Reproduce the lines of material below word for word, leaving out the pictures.

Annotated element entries
———
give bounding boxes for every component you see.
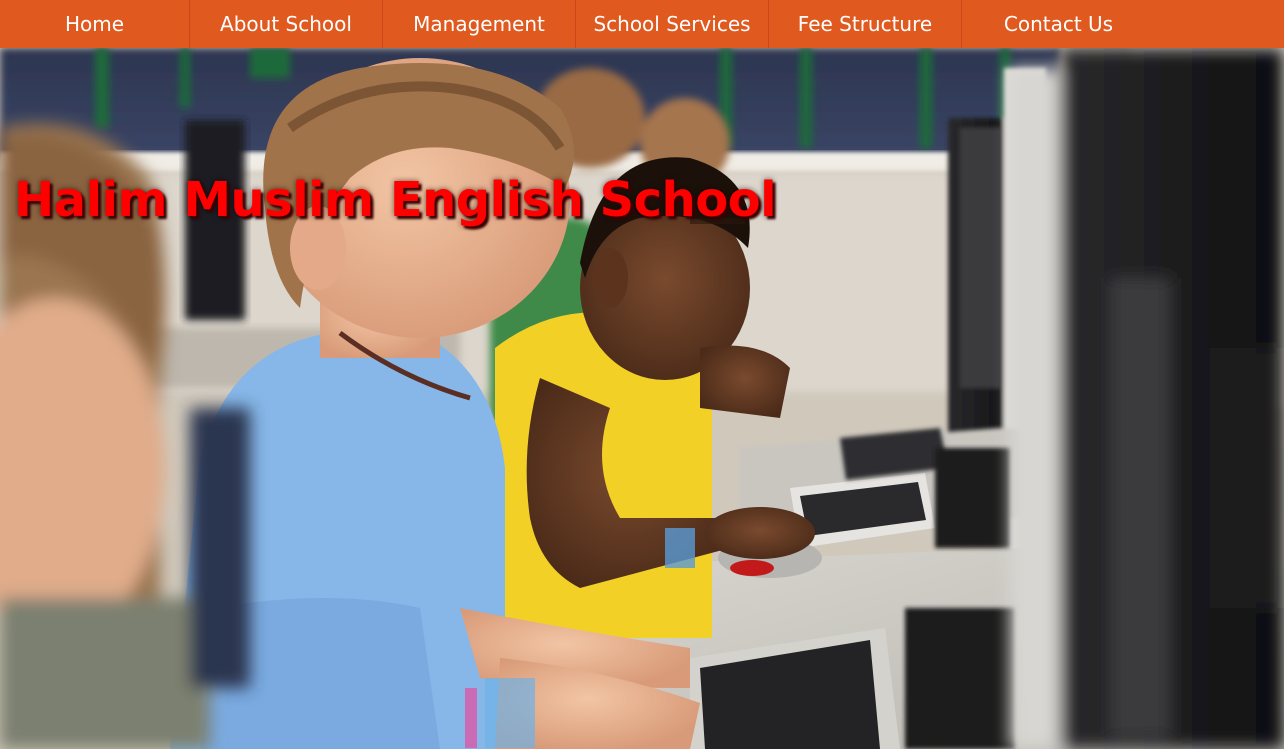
hero-banner-image [0,48,1284,749]
page: Home About School Management School Serv… [0,0,1284,749]
nav-item-contact-us[interactable]: Contact Us [962,0,1155,48]
children-at-computers-photo [0,48,1284,749]
nav-item-about-school[interactable]: About School [190,0,383,48]
nav-item-management[interactable]: Management [383,0,576,48]
main-nav: Home About School Management School Serv… [0,0,1284,48]
nav-item-school-services[interactable]: School Services [576,0,769,48]
school-title: Halim Muslim English School [14,172,777,228]
nav-item-fee-structure[interactable]: Fee Structure [769,0,962,48]
nav-item-home[interactable]: Home [0,0,190,48]
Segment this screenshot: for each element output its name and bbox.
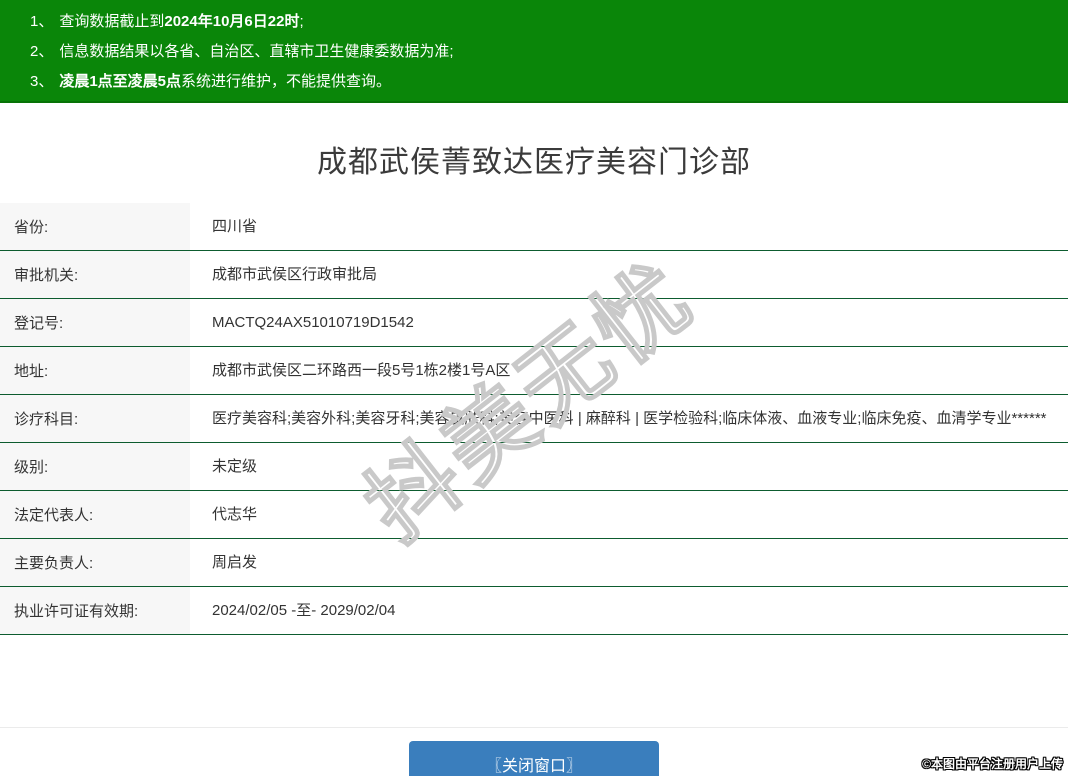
- close-window-button[interactable]: 〖关闭窗口〗: [409, 741, 659, 776]
- row-label: 主要负责人:: [0, 539, 190, 586]
- notice-text: 查询数据截止到: [59, 13, 165, 30]
- table-row-treatment-subjects: 诊疗科目: 医疗美容科;美容外科;美容牙科;美容皮肤科;美容中医科 | 麻醉科 …: [0, 395, 1068, 443]
- table-row-province: 省份: 四川省: [0, 203, 1068, 251]
- row-value: 周启发: [212, 553, 258, 571]
- notice-number: 3、: [30, 73, 54, 90]
- notice-text: 信息数据结果以各省、自治区、直辖市卫生健康委数据为准;: [59, 43, 454, 60]
- notice-banner: 1、 查询数据截止到2024年10月6日22时; 2、 信息数据结果以各省、自治区、…: [0, 0, 1068, 103]
- notice-number: 2、: [30, 43, 54, 60]
- institution-info-table: 省份: 四川省 审批机关: 成都市武侯区行政审批局 登记号: MACTQ24AX…: [0, 203, 1068, 635]
- table-row-registration-number: 登记号: MACTQ24AX51010719D1542: [0, 299, 1068, 347]
- notice-line-3: 3、 凌晨1点至凌晨5点系统进行维护，不能提供查询。: [30, 67, 1048, 97]
- table-row-license-validity: 执业许可证有效期: 2024/02/05 -至- 2029/02/04: [0, 587, 1068, 635]
- row-value: 代志华: [212, 505, 258, 523]
- table-row-address: 地址: 成都市武侯区二环路西一段5号1栋2楼1号A区: [0, 347, 1068, 395]
- row-label: 地址:: [0, 347, 190, 394]
- row-label: 登记号:: [0, 299, 190, 346]
- notice-line-1: 1、 查询数据截止到2024年10月6日22时;: [30, 7, 1048, 37]
- row-label: 审批机关:: [0, 251, 190, 298]
- row-label: 执业许可证有效期:: [0, 587, 190, 634]
- row-value: 2024/02/05 -至- 2029/02/04: [212, 601, 396, 619]
- notice-text: 系统进行维护，不能提供查询。: [181, 73, 392, 90]
- row-label: 级别:: [0, 443, 190, 490]
- table-row-approval-authority: 审批机关: 成都市武侯区行政审批局: [0, 251, 1068, 299]
- notice-text: ;: [299, 13, 304, 30]
- table-row-level: 级别: 未定级: [0, 443, 1068, 491]
- row-label: 省份:: [0, 203, 190, 250]
- notice-number: 1、: [30, 13, 54, 30]
- footer-bar: 〖关闭窗口〗: [0, 727, 1068, 776]
- notice-text-bold: 凌晨1点至凌晨5点: [59, 73, 182, 90]
- row-value: MACTQ24AX51010719D1542: [212, 313, 414, 331]
- row-value: 未定级: [212, 457, 258, 475]
- row-value: 成都市武侯区二环路西一段5号1栋2楼1号A区: [212, 361, 511, 379]
- copyright-notice: ©本图由平台注册用户上传: [922, 757, 1063, 771]
- page-title: 成都武侯菁致达医疗美容门诊部: [317, 146, 751, 179]
- notice-text-bold: 2024年10月6日22时: [164, 13, 300, 30]
- row-value: 医疗美容科;美容外科;美容牙科;美容皮肤科;美容中医科 | 麻醉科 | 医学检验…: [212, 409, 1047, 427]
- row-value: 成都市武侯区行政审批局: [212, 265, 378, 283]
- table-row-main-person-in-charge: 主要负责人: 周启发: [0, 539, 1068, 587]
- notice-line-2: 2、 信息数据结果以各省、自治区、直辖市卫生健康委数据为准;: [30, 37, 1048, 67]
- row-label: 法定代表人:: [0, 491, 190, 538]
- table-row-legal-representative: 法定代表人: 代志华: [0, 491, 1068, 539]
- row-label: 诊疗科目:: [0, 395, 190, 442]
- row-value: 四川省: [212, 217, 258, 235]
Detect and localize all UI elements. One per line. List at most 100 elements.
———
### RESULT FOR THIS TASK:
give bounding boxes for every component you see.
hero-banner-image [0,48,1284,749]
page: Home About School Management School Serv… [0,0,1284,749]
nav-item-contact-us[interactable]: Contact Us [962,0,1155,48]
children-at-computers-photo [0,48,1284,749]
nav-item-about-school[interactable]: About School [190,0,383,48]
nav-item-management[interactable]: Management [383,0,576,48]
main-nav: Home About School Management School Serv… [0,0,1284,48]
nav-item-school-services[interactable]: School Services [576,0,769,48]
school-title: Halim Muslim English School [14,172,777,228]
nav-item-fee-structure[interactable]: Fee Structure [769,0,962,48]
nav-item-home[interactable]: Home [0,0,190,48]
Segment this screenshot: for each element output its name and bbox.
- close-window-button[interactable]: 〖关闭窗口〗: [409, 741, 659, 776]
- row-label: 主要负责人:: [0, 539, 190, 586]
- notice-text: 查询数据截止到: [59, 13, 165, 30]
- table-row-treatment-subjects: 诊疗科目: 医疗美容科;美容外科;美容牙科;美容皮肤科;美容中医科 | 麻醉科 …: [0, 395, 1068, 443]
- table-row-province: 省份: 四川省: [0, 203, 1068, 251]
- row-value: 周启发: [212, 553, 258, 571]
- notice-number: 3、: [30, 73, 54, 90]
- notice-text: 信息数据结果以各省、自治区、直辖市卫生健康委数据为准;: [59, 43, 454, 60]
- notice-banner: 1、 查询数据截止到2024年10月6日22时; 2、 信息数据结果以各省、自治区、…: [0, 0, 1068, 103]
- notice-number: 2、: [30, 43, 54, 60]
- institution-info-table: 省份: 四川省 审批机关: 成都市武侯区行政审批局 登记号: MACTQ24AX…: [0, 203, 1068, 635]
- table-row-registration-number: 登记号: MACTQ24AX51010719D1542: [0, 299, 1068, 347]
- notice-line-3: 3、 凌晨1点至凌晨5点系统进行维护，不能提供查询。: [30, 67, 1048, 97]
- table-row-license-validity: 执业许可证有效期: 2024/02/05 -至- 2029/02/04: [0, 587, 1068, 635]
- row-value: 代志华: [212, 505, 258, 523]
- table-row-address: 地址: 成都市武侯区二环路西一段5号1栋2楼1号A区: [0, 347, 1068, 395]
- row-label: 地址:: [0, 347, 190, 394]
- row-label: 登记号:: [0, 299, 190, 346]
- notice-line-1: 1、 查询数据截止到2024年10月6日22时;: [30, 7, 1048, 37]
- row-label: 审批机关:: [0, 251, 190, 298]
- row-label: 执业许可证有效期:: [0, 587, 190, 634]
- row-value: 2024/02/05 -至- 2029/02/04: [212, 601, 396, 619]
- notice-text: 系统进行维护，不能提供查询。: [181, 73, 392, 90]
- row-label: 级别:: [0, 443, 190, 490]
- table-row-approval-authority: 审批机关: 成都市武侯区行政审批局: [0, 251, 1068, 299]
- notice-text: ;: [299, 13, 304, 30]
- table-row-level: 级别: 未定级: [0, 443, 1068, 491]
- row-label: 省份:: [0, 203, 190, 250]
- notice-number: 1、: [30, 13, 54, 30]
- footer-bar: 〖关闭窗口〗: [0, 727, 1068, 776]
- notice-text-bold: 凌晨1点至凌晨5点: [59, 73, 182, 90]
- row-value: MACTQ24AX51010719D1542: [212, 313, 414, 331]
- row-value: 未定级: [212, 457, 258, 475]
- row-value: 成都市武侯区二环路西一段5号1栋2楼1号A区: [212, 361, 511, 379]
- copyright-notice: ©本图由平台注册用户上传: [922, 757, 1063, 771]
- page-title: 成都武侯菁致达医疗美容门诊部: [317, 146, 751, 179]
- notice-text-bold: 2024年10月6日22时: [164, 13, 300, 30]
- row-value: 医疗美容科;美容外科;美容牙科;美容皮肤科;美容中医科 | 麻醉科 | 医学检验…: [212, 409, 1047, 427]
- row-value: 成都市武侯区行政审批局: [212, 265, 378, 283]
- table-row-main-person-in-charge: 主要负责人: 周启发: [0, 539, 1068, 587]
- notice-line-2: 2、 信息数据结果以各省、自治区、直辖市卫生健康委数据为准;: [30, 37, 1048, 67]
- row-label: 法定代表人:: [0, 491, 190, 538]
- table-row-legal-representative: 法定代表人: 代志华: [0, 491, 1068, 539]
- row-label: 诊疗科目:: [0, 395, 190, 442]
- row-value: 四川省: [212, 217, 258, 235]
Detect and localize all UI elements. One per line. List at most 100 elements.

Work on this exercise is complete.